- **What you are asked to do**
Scan the records below for lines with the word "LIWC", then state how many you find and nothing else.

- **Supplied information**
┄┄┄┄┄┄
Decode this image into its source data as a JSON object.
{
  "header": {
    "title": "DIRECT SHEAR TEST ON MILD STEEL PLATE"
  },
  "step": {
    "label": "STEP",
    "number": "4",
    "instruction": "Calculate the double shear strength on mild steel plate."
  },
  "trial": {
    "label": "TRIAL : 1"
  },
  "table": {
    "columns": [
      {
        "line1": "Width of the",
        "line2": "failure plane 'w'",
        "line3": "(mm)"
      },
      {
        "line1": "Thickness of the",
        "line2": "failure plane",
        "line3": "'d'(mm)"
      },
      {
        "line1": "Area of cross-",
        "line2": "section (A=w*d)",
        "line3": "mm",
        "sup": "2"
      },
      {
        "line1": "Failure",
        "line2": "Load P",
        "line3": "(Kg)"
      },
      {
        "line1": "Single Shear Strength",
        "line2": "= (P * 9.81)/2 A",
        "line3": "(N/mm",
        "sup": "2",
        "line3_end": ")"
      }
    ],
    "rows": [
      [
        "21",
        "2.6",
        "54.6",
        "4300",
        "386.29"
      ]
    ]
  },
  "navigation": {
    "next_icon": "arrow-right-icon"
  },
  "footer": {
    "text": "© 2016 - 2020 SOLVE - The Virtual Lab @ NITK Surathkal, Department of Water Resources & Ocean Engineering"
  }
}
┄┄┄┄┄┄
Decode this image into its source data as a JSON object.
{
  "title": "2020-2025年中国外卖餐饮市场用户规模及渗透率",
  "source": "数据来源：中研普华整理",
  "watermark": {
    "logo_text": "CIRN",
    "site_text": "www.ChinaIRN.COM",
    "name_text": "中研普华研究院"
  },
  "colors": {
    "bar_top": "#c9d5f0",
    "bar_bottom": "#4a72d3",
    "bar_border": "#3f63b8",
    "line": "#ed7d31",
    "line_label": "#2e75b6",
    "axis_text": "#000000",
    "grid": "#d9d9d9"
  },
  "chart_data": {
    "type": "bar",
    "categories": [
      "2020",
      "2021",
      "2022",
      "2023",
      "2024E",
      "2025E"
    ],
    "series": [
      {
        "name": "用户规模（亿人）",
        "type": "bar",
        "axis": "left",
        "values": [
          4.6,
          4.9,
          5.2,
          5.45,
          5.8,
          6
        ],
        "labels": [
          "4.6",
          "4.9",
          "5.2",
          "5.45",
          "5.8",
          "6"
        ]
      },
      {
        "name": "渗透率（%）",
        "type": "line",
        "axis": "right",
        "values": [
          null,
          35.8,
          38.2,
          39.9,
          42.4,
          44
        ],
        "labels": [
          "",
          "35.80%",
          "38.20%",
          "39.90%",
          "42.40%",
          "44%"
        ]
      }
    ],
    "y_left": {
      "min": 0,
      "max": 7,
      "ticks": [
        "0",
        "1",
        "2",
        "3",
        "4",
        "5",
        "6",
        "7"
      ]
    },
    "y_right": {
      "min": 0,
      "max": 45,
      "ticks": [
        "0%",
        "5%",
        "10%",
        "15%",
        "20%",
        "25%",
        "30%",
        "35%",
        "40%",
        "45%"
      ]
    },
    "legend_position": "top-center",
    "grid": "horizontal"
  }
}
┄┄┄┄┄┄
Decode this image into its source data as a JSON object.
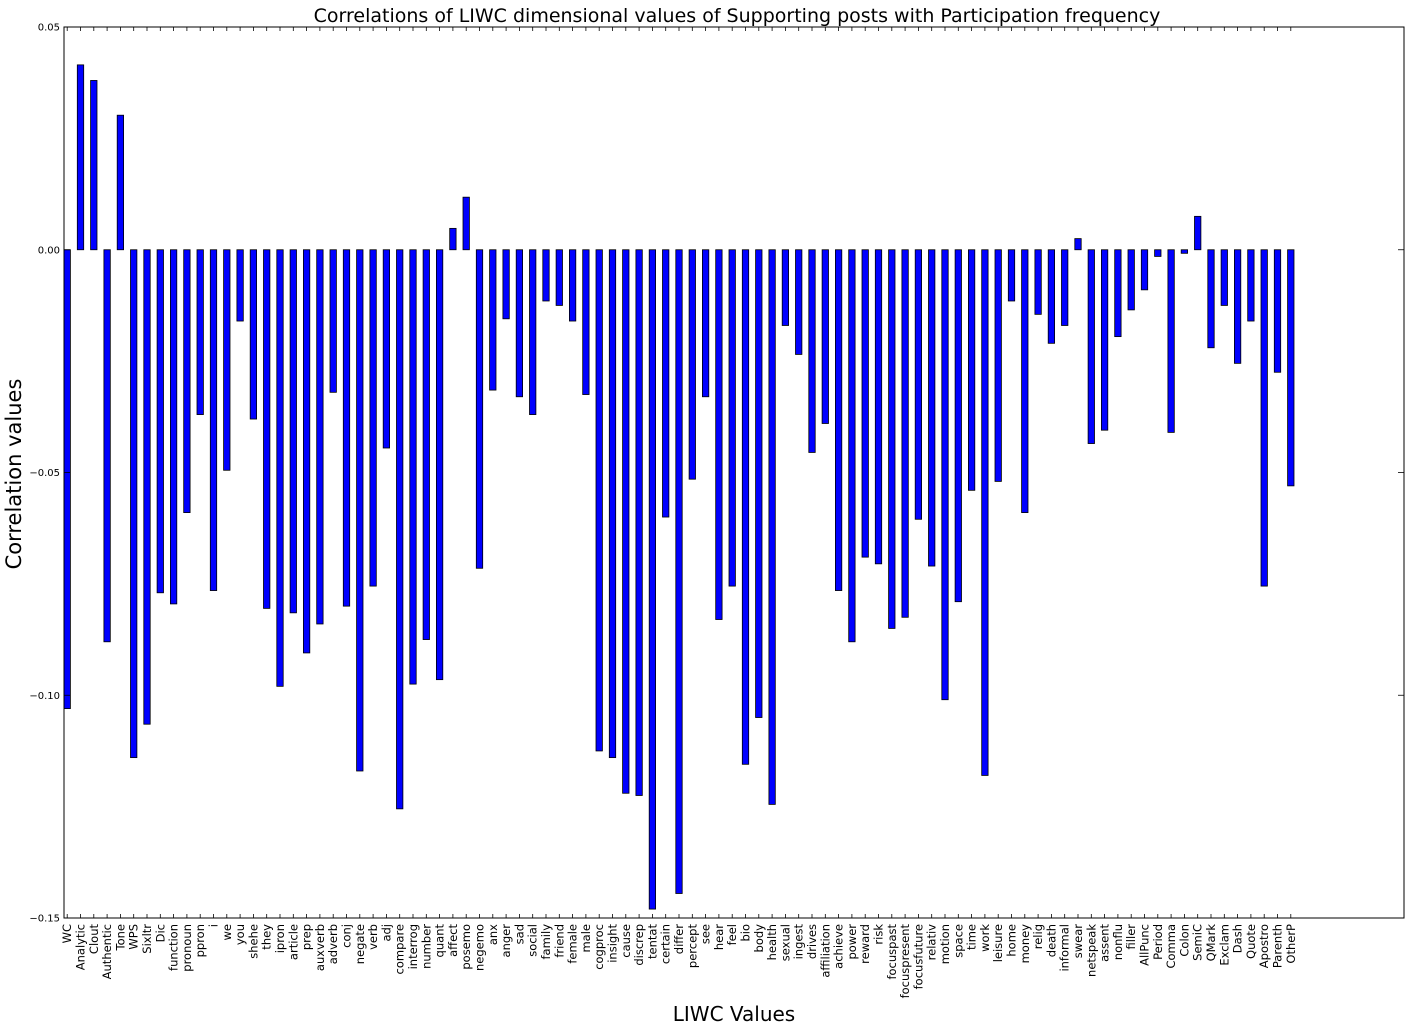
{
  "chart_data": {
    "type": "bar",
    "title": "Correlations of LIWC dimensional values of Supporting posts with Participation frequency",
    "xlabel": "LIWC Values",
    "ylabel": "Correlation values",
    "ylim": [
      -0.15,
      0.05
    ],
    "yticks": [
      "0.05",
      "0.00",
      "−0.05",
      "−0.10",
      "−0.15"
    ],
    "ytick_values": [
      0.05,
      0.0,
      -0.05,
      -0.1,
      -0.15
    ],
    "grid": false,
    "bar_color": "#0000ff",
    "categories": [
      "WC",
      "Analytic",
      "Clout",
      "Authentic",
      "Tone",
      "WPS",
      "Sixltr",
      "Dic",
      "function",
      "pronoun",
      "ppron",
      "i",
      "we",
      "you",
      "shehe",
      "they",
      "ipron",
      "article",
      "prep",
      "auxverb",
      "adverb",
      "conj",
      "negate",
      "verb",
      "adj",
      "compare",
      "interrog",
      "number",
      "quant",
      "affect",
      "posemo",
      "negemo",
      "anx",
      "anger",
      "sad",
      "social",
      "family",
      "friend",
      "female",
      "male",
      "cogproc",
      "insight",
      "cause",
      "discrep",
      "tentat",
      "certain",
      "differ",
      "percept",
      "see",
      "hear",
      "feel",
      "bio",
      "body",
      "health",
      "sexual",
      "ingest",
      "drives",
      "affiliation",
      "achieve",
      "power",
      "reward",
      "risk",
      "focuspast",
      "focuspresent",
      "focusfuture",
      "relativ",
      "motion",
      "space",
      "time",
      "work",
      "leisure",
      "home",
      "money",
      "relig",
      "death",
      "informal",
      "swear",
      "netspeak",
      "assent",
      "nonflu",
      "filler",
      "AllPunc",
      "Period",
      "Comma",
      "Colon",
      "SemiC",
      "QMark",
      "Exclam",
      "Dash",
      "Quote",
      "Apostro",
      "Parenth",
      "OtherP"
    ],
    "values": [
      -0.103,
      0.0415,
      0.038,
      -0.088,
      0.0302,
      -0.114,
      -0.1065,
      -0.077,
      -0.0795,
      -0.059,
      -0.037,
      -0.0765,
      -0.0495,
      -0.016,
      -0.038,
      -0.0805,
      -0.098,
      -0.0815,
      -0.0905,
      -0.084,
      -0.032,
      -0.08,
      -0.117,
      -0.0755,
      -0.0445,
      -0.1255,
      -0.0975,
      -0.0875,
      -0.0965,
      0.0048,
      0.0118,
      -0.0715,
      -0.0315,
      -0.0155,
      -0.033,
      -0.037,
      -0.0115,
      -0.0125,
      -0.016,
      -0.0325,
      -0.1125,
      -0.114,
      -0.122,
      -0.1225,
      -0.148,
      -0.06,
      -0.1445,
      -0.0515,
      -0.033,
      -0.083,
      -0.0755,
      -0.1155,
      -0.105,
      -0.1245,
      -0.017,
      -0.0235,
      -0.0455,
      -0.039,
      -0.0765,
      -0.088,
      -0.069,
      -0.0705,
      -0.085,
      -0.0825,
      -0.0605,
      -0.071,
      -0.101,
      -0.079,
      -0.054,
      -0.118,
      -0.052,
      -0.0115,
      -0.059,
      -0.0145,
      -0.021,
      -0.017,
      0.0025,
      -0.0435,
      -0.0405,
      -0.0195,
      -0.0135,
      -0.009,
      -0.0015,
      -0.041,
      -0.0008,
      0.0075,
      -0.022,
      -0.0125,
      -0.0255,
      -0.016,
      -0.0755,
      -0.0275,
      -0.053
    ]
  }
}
┄┄┄┄┄┄
- **The solution**
2